§ **Directions**: Could you write out the material below again with every "Videos" swapped for "Movies", keeping everything else the same and omitting the pictures?

>> Begin Exercise materials

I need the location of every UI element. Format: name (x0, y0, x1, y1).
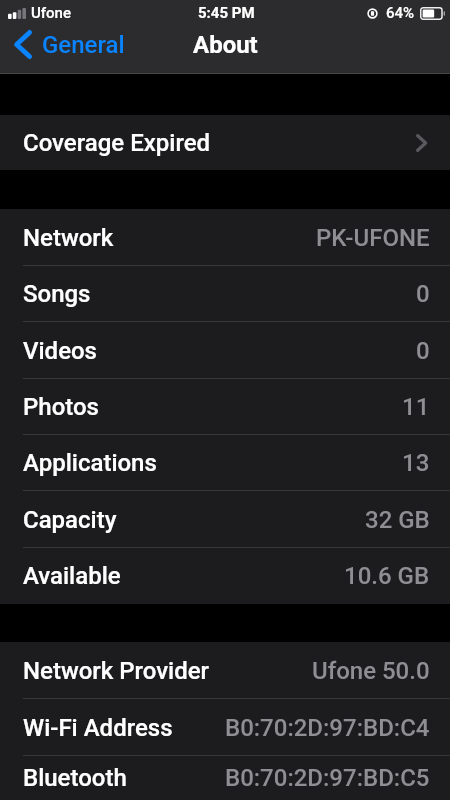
button[interactable]: Available (0, 548, 450, 604)
staticText: B0:70:2D:97:BD:C4 (225, 714, 430, 742)
staticText: Songs (23, 280, 91, 308)
staticText: Coverage Expired (23, 129, 211, 157)
staticText: About (193, 31, 258, 59)
button[interactable]: Applications (0, 435, 450, 491)
staticText: Available (23, 562, 121, 590)
staticText: B0:70:2D:97:BD:C5 (225, 764, 430, 792)
staticText: Photos (23, 393, 99, 421)
button[interactable]: Songs (0, 266, 450, 322)
staticText: General (42, 31, 125, 59)
button[interactable]: Capacity (0, 491, 450, 548)
button[interactable]: Back to General (0, 27, 137, 62)
staticText: 5:45 PM (198, 4, 255, 22)
button[interactable]: Network (0, 209, 450, 266)
staticText: Applications (23, 449, 157, 477)
staticText: Videos (23, 337, 97, 365)
staticText: Capacity (23, 506, 117, 534)
staticText: Wi-Fi Address (23, 714, 173, 742)
button[interactable]: Wi-Fi Address (0, 699, 450, 756)
staticText: Bluetooth (23, 764, 127, 792)
staticText: 64% (386, 4, 415, 22)
staticText: 0 (416, 280, 430, 308)
staticText: Network Provider (23, 657, 210, 685)
staticText: Ufone 50.0 (312, 657, 430, 685)
staticText: 0 (416, 337, 430, 365)
button[interactable]: Videos (0, 322, 450, 379)
staticText: 11 (402, 393, 430, 421)
staticText: Network (23, 224, 114, 252)
button[interactable]: Photos (0, 379, 450, 435)
staticText: Ufone (31, 4, 72, 22)
staticText: 32 GB (365, 506, 430, 534)
button[interactable]: Network Provider (0, 642, 450, 699)
button[interactable]: Bluetooth (0, 756, 450, 800)
staticText: PK-UFONE (316, 224, 430, 252)
button[interactable]: Coverage Expired (0, 115, 450, 170)
staticText: 10.6 GB (344, 562, 430, 590)
staticText: 13 (402, 449, 430, 477)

>> End Exercise materials

§ **Response for this exercise**:
I need the location of every UI element. Format: name (x0, y0, x1, y1).
button[interactable]: Available (0, 548, 450, 604)
staticText: B0:70:2D:97:BD:C4 (225, 714, 430, 742)
staticText: Songs (23, 280, 91, 308)
staticText: Coverage Expired (23, 129, 211, 157)
staticText: About (193, 31, 258, 59)
button[interactable]: Applications (0, 435, 450, 491)
staticText: Available (23, 562, 121, 590)
staticText: B0:70:2D:97:BD:C5 (225, 764, 430, 792)
staticText: Photos (23, 393, 99, 421)
button[interactable]: Songs (0, 266, 450, 322)
staticText: General (42, 31, 125, 59)
button[interactable]: Capacity (0, 491, 450, 548)
button[interactable]: Back to General (0, 27, 137, 62)
staticText: 5:45 PM (198, 4, 255, 22)
button[interactable]: Network (0, 209, 450, 266)
staticText: Applications (23, 449, 157, 477)
staticText: Movies (23, 337, 97, 365)
staticText: Capacity (23, 506, 117, 534)
staticText: Wi-Fi Address (23, 714, 173, 742)
button[interactable]: Wi-Fi Address (0, 699, 450, 756)
staticText: Bluetooth (23, 764, 127, 792)
staticText: 64% (386, 4, 415, 22)
staticText: 0 (416, 280, 430, 308)
staticText: Network Provider (23, 657, 210, 685)
staticText: Ufone 50.0 (312, 657, 430, 685)
staticText: 0 (416, 337, 430, 365)
button[interactable]: Movies (0, 322, 450, 379)
staticText: 11 (402, 393, 430, 421)
staticText: Network (23, 224, 114, 252)
button[interactable]: Photos (0, 379, 450, 435)
staticText: Ufone (31, 4, 72, 22)
staticText: 32 GB (365, 506, 430, 534)
button[interactable]: Network Provider (0, 642, 450, 699)
button[interactable]: Bluetooth (0, 756, 450, 800)
staticText: PK-UFONE (316, 224, 430, 252)
button[interactable]: Coverage Expired (0, 115, 450, 170)
staticText: 10.6 GB (344, 562, 430, 590)
staticText: 13 (402, 449, 430, 477)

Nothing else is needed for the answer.